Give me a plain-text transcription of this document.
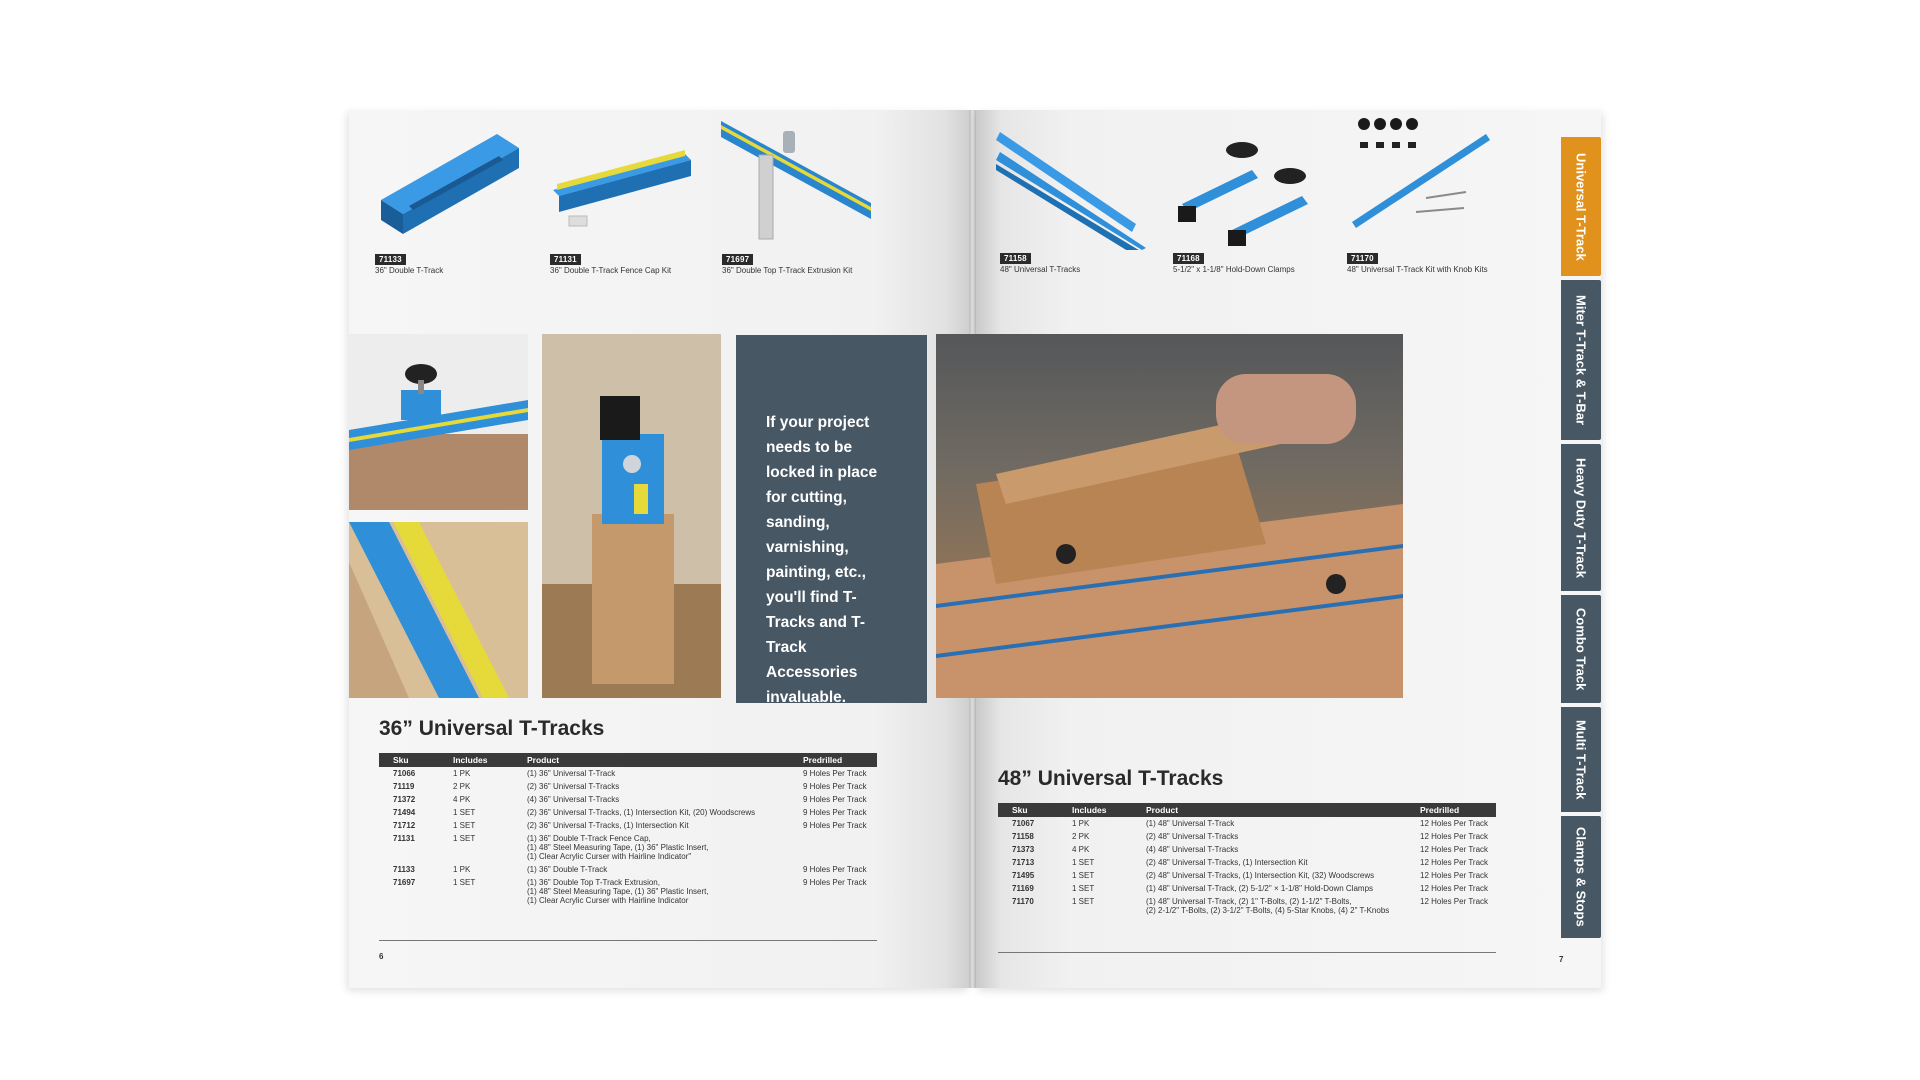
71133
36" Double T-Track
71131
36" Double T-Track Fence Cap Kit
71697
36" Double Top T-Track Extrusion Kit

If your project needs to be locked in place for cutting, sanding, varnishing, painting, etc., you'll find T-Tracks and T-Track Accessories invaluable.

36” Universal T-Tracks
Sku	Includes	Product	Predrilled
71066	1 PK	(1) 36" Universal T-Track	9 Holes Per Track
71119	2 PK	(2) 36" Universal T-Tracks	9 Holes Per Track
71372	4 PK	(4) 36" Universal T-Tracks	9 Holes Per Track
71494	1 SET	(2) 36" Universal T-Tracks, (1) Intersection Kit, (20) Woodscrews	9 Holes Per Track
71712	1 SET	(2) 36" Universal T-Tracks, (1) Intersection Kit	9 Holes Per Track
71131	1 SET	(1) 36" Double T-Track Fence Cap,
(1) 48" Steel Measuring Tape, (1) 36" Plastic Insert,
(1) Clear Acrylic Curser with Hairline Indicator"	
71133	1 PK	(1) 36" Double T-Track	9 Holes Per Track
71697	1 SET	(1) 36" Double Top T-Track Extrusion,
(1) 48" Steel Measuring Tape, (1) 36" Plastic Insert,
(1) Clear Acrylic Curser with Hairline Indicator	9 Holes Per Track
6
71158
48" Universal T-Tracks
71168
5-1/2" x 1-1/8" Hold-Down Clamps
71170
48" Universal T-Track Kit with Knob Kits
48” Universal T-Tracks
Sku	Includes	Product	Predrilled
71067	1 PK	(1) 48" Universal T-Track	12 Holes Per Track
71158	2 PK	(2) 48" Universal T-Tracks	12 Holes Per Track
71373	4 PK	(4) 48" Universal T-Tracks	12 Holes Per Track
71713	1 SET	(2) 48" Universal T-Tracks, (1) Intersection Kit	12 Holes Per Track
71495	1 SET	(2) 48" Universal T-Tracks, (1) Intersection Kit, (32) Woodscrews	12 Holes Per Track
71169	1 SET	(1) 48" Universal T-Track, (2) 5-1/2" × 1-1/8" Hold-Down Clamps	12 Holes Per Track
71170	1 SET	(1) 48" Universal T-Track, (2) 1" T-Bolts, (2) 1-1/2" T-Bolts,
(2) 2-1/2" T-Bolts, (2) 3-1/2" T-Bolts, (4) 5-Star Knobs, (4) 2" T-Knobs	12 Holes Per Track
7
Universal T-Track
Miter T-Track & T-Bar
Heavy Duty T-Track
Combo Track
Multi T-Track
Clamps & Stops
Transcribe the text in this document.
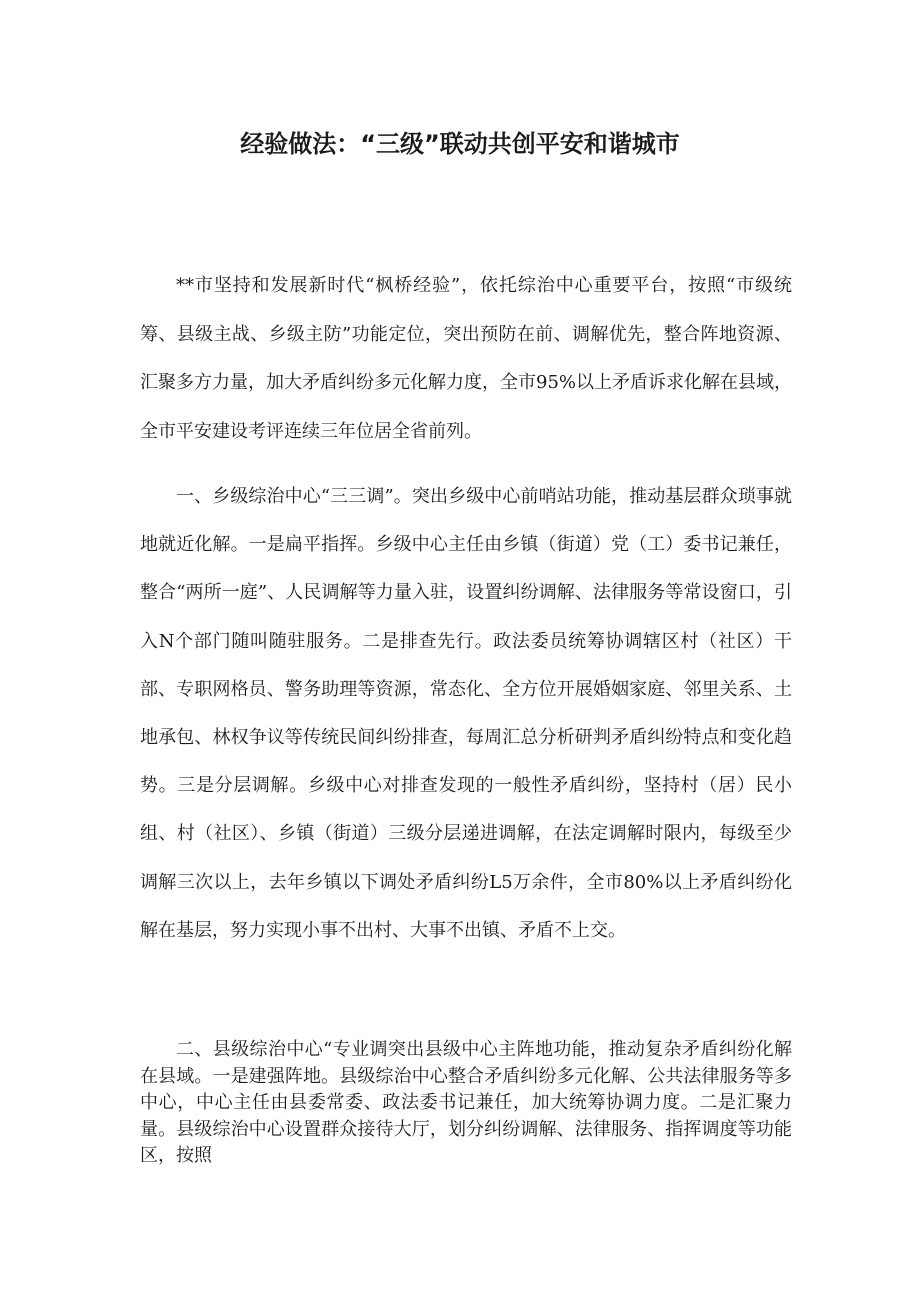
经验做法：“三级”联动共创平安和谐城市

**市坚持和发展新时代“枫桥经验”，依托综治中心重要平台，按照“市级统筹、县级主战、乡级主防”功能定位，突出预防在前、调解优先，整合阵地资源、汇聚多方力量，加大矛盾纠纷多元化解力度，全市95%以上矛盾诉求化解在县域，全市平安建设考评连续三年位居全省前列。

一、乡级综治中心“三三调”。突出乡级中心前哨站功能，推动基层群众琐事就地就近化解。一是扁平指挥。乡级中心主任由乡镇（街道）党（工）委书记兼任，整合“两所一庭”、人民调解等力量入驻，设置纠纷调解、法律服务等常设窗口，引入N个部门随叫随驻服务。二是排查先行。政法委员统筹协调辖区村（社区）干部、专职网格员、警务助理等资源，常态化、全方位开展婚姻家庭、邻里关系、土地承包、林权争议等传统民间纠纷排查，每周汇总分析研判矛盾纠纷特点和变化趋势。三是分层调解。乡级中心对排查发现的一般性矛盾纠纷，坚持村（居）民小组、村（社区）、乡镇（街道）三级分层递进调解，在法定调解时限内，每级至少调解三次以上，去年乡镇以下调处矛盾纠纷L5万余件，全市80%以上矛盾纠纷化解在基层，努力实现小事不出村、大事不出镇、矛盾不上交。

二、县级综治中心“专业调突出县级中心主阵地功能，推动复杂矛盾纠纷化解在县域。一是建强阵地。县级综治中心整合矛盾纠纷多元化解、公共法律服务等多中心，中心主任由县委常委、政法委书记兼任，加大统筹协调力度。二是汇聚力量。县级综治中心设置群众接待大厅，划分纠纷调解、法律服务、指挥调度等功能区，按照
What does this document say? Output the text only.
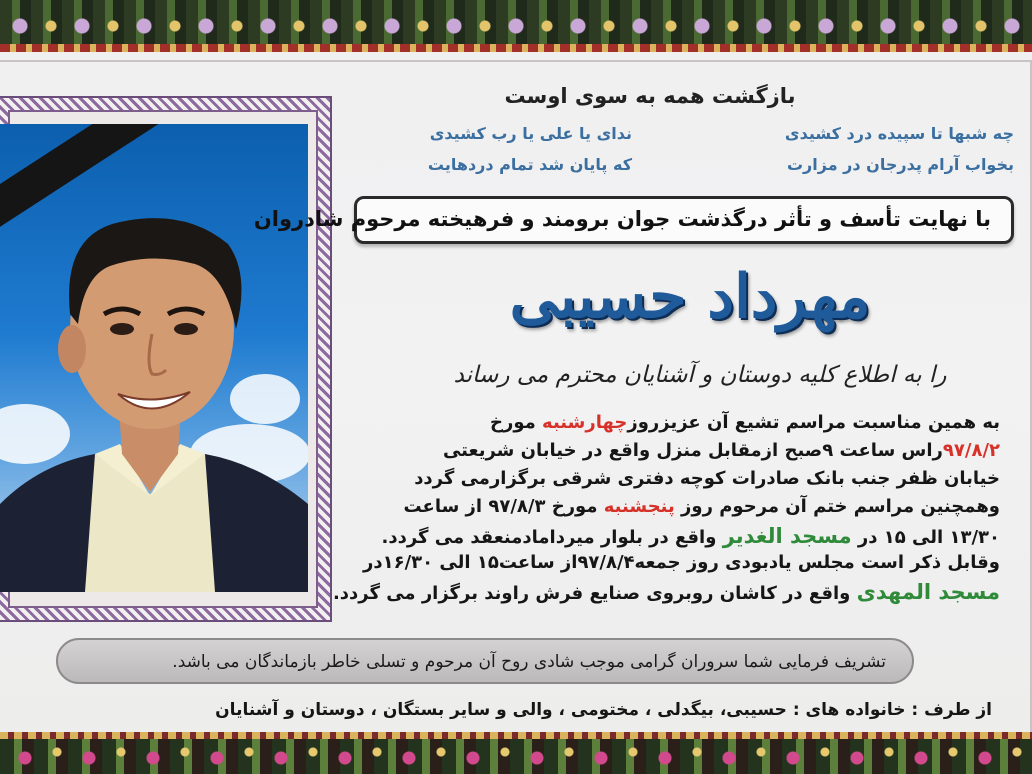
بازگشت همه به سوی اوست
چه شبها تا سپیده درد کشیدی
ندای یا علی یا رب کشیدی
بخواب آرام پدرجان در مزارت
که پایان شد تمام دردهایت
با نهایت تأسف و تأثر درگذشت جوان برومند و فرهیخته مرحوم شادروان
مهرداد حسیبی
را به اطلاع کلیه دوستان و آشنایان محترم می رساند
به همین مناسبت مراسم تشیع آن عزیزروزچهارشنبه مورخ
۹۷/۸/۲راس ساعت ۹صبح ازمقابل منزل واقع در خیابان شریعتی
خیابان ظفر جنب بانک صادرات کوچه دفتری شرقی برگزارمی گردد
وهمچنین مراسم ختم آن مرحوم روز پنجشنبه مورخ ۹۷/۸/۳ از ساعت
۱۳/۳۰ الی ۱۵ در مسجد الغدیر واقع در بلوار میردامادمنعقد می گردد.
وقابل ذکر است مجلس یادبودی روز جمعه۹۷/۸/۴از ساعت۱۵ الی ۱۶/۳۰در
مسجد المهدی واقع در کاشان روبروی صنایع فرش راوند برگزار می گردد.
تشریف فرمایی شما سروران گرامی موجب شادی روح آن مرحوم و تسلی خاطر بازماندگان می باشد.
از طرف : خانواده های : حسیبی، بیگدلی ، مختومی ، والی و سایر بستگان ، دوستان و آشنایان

____________________

### [CHALLENGE]
Exactly reproduce the lines beginning at the one that contains "Transcribe the text in this document." and ending at the final line of the material, with the pictures left out.

### [RESPONSE TO THIS TASK]
Transcribe the text in this document.
经验做法：“三级”联动共创平安和谐城市

**市坚持和发展新时代“枫桥经验”，依托综治中心重要平台，按照“市级统筹、县级主战、乡级主防”功能定位，突出预防在前、调解优先，整合阵地资源、汇聚多方力量，加大矛盾纠纷多元化解力度，全市95%以上矛盾诉求化解在县域，全市平安建设考评连续三年位居全省前列。

一、乡级综治中心“三三调”。突出乡级中心前哨站功能，推动基层群众琐事就地就近化解。一是扁平指挥。乡级中心主任由乡镇（街道）党（工）委书记兼任，整合“两所一庭”、人民调解等力量入驻，设置纠纷调解、法律服务等常设窗口，引入N个部门随叫随驻服务。二是排查先行。政法委员统筹协调辖区村（社区）干部、专职网格员、警务助理等资源，常态化、全方位开展婚姻家庭、邻里关系、土地承包、林权争议等传统民间纠纷排查，每周汇总分析研判矛盾纠纷特点和变化趋势。三是分层调解。乡级中心对排查发现的一般性矛盾纠纷，坚持村（居）民小组、村（社区）、乡镇（街道）三级分层递进调解，在法定调解时限内，每级至少调解三次以上，去年乡镇以下调处矛盾纠纷L5万余件，全市80%以上矛盾纠纷化解在基层，努力实现小事不出村、大事不出镇、矛盾不上交。

二、县级综治中心“专业调突出县级中心主阵地功能，推动复杂矛盾纠纷化解在县域。一是建强阵地。县级综治中心整合矛盾纠纷多元化解、公共法律服务等多中心，中心主任由县委常委、政法委书记兼任，加大统筹协调力度。二是汇聚力量。县级综治中心设置群众接待大厅，划分纠纷调解、法律服务、指挥调度等功能区，按照
What does this document say? Output the text only.
بازگشت همه به سوی اوست
چه شبها تا سپیده درد کشیدی
ندای یا علی یا رب کشیدی
بخواب آرام پدرجان در مزارت
که پایان شد تمام دردهایت
با نهایت تأسف و تأثر درگذشت جوان برومند و فرهیخته مرحوم شادروان
مهرداد حسیبی
را به اطلاع کلیه دوستان و آشنایان محترم می رساند
به همین مناسبت مراسم تشیع آن عزیزروزچهارشنبه مورخ
۹۷/۸/۲راس ساعت ۹صبح ازمقابل منزل واقع در خیابان شریعتی
خیابان ظفر جنب بانک صادرات کوچه دفتری شرقی برگزارمی گردد
وهمچنین مراسم ختم آن مرحوم روز پنجشنبه مورخ ۹۷/۸/۳ از ساعت
۱۳/۳۰ الی ۱۵ در مسجد الغدیر واقع در بلوار میردامادمنعقد می گردد.
وقابل ذکر است مجلس یادبودی روز جمعه۹۷/۸/۴از ساعت۱۵ الی ۱۶/۳۰در
مسجد المهدی واقع در کاشان روبروی صنایع فرش راوند برگزار می گردد.
تشریف فرمایی شما سروران گرامی موجب شادی روح آن مرحوم و تسلی خاطر بازماندگان می باشد.
از طرف : خانواده های : حسیبی، بیگدلی ، مختومی ، والی و سایر بستگان ، دوستان و آشنایان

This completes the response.